[begin EXTRACTED RECORDS]
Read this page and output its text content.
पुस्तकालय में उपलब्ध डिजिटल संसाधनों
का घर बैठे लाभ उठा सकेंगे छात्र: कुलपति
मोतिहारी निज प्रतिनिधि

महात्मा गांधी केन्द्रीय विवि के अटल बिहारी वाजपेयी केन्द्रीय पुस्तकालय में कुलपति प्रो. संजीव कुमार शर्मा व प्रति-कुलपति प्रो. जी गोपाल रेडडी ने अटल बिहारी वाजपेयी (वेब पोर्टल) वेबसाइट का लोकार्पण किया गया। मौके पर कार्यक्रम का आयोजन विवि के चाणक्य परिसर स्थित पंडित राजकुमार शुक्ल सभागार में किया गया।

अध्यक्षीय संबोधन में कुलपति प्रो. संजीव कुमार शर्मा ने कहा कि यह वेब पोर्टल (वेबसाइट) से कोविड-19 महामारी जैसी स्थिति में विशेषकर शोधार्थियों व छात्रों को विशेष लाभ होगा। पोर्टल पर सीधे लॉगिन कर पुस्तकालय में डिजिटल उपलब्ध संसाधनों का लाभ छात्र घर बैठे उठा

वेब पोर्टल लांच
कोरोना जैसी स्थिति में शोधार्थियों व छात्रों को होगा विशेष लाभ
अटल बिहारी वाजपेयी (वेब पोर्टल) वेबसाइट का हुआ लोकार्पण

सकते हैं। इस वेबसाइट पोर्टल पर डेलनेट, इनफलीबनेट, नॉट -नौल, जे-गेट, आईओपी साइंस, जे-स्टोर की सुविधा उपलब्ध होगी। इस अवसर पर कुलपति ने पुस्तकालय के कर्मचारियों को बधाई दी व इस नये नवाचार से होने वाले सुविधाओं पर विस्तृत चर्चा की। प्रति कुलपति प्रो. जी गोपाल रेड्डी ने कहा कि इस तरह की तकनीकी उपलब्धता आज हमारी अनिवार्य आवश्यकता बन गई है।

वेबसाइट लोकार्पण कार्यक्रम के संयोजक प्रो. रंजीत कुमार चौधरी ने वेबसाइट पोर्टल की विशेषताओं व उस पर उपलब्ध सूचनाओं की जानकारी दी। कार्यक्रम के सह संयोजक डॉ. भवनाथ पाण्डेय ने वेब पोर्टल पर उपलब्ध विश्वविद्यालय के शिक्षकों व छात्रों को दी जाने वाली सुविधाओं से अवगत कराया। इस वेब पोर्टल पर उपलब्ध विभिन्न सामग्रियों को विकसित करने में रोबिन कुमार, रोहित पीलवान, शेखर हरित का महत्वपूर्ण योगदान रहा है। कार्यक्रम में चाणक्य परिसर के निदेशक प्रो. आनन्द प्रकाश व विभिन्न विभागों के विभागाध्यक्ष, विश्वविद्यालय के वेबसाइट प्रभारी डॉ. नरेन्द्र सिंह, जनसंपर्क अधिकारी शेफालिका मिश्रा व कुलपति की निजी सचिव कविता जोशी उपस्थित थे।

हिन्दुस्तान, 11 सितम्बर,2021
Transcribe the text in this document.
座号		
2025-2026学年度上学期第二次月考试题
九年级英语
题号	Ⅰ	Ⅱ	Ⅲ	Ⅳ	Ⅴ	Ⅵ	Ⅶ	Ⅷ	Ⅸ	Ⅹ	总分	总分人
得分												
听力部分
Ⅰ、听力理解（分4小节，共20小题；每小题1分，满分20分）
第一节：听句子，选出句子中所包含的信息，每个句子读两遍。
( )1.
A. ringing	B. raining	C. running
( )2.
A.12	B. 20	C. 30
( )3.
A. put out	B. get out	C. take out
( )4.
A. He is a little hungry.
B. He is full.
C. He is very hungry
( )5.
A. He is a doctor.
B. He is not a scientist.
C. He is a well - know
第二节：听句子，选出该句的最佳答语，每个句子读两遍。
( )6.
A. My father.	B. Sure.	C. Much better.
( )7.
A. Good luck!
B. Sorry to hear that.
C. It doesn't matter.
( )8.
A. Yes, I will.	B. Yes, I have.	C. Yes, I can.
[end EXTRACTED RECORDS]
* _TASK INSTRUCTIONS_
Write out each line of the data above again, exactly as given.

* _RESPONSE TO THIS EXERCISE_
Read this page and output its text content.
पुस्तकालय में उपलब्ध डिजिटल संसाधनों
का घर बैठे लाभ उठा सकेंगे छात्र: कुलपति
मोतिहारी निज प्रतिनिधि

महात्मा गांधी केन्द्रीय विवि के अटल बिहारी वाजपेयी केन्द्रीय पुस्तकालय में कुलपति प्रो. संजीव कुमार शर्मा व प्रति-कुलपति प्रो. जी गोपाल रेडडी ने अटल बिहारी वाजपेयी (वेब पोर्टल) वेबसाइट का लोकार्पण किया गया। मौके पर कार्यक्रम का आयोजन विवि के चाणक्य परिसर स्थित पंडित राजकुमार शुक्ल सभागार में किया गया।

अध्यक्षीय संबोधन में कुलपति प्रो. संजीव कुमार शर्मा ने कहा कि यह वेब पोर्टल (वेबसाइट) से कोविड-19 महामारी जैसी स्थिति में विशेषकर शोधार्थियों व छात्रों को विशेष लाभ होगा। पोर्टल पर सीधे लॉगिन कर पुस्तकालय में डिजिटल उपलब्ध संसाधनों का लाभ छात्र घर बैठे उठा

वेब पोर्टल लांच
कोरोना जैसी स्थिति में शोधार्थियों व छात्रों को होगा विशेष लाभ
अटल बिहारी वाजपेयी (वेब पोर्टल) वेबसाइट का हुआ लोकार्पण

सकते हैं। इस वेबसाइट पोर्टल पर डेलनेट, इनफलीबनेट, नॉट -नौल, जे-गेट, आईओपी साइंस, जे-स्टोर की सुविधा उपलब्ध होगी। इस अवसर पर कुलपति ने पुस्तकालय के कर्मचारियों को बधाई दी व इस नये नवाचार से होने वाले सुविधाओं पर विस्तृत चर्चा की। प्रति कुलपति प्रो. जी गोपाल रेड्डी ने कहा कि इस तरह की तकनीकी उपलब्धता आज हमारी अनिवार्य आवश्यकता बन गई है।

वेबसाइट लोकार्पण कार्यक्रम के संयोजक प्रो. रंजीत कुमार चौधरी ने वेबसाइट पोर्टल की विशेषताओं व उस पर उपलब्ध सूचनाओं की जानकारी दी। कार्यक्रम के सह संयोजक डॉ. भवनाथ पाण्डेय ने वेब पोर्टल पर उपलब्ध विश्वविद्यालय के शिक्षकों व छात्रों को दी जाने वाली सुविधाओं से अवगत कराया। इस वेब पोर्टल पर उपलब्ध विभिन्न सामग्रियों को विकसित करने में रोबिन कुमार, रोहित पीलवान, शेखर हरित का महत्वपूर्ण योगदान रहा है। कार्यक्रम में चाणक्य परिसर के निदेशक प्रो. आनन्द प्रकाश व विभिन्न विभागों के विभागाध्यक्ष, विश्वविद्यालय के वेबसाइट प्रभारी डॉ. नरेन्द्र सिंह, जनसंपर्क अधिकारी शेफालिका मिश्रा व कुलपति की निजी सचिव कविता जोशी उपस्थित थे।

हिन्दुस्तान, 11 सितम्बर,2021
Transcribe the text in this document.
座号		
2025-2026学年度上学期第二次月考试题
九年级英语
题号	Ⅰ	Ⅱ	Ⅲ	Ⅳ	Ⅴ	Ⅵ	Ⅶ	Ⅷ	Ⅸ	Ⅹ	总分	总分人
得分												
听力部分
Ⅰ、听力理解（分4小节，共20小题；每小题1分，满分20分）
第一节：听句子，选出句子中所包含的信息，每个句子读两遍。
( )1.
A. ringing	B. raining	C. running
( )2.
A.12	B. 20	C. 30
( )3.
A. put out	B. get out	C. take out
( )4.
A. He is a little hungry.
B. He is full.
C. He is very hungry
( )5.
A. He is a doctor.
B. He is not a scientist.
C. He is a well - know
第二节：听句子，选出该句的最佳答语，每个句子读两遍。
( )6.
A. My father.	B. Sure.	C. Much better.
( )7.
A. Good luck!
B. Sorry to hear that.
C. It doesn't matter.
( )8.
A. Yes, I will.	B. Yes, I have.	C. Yes, I can.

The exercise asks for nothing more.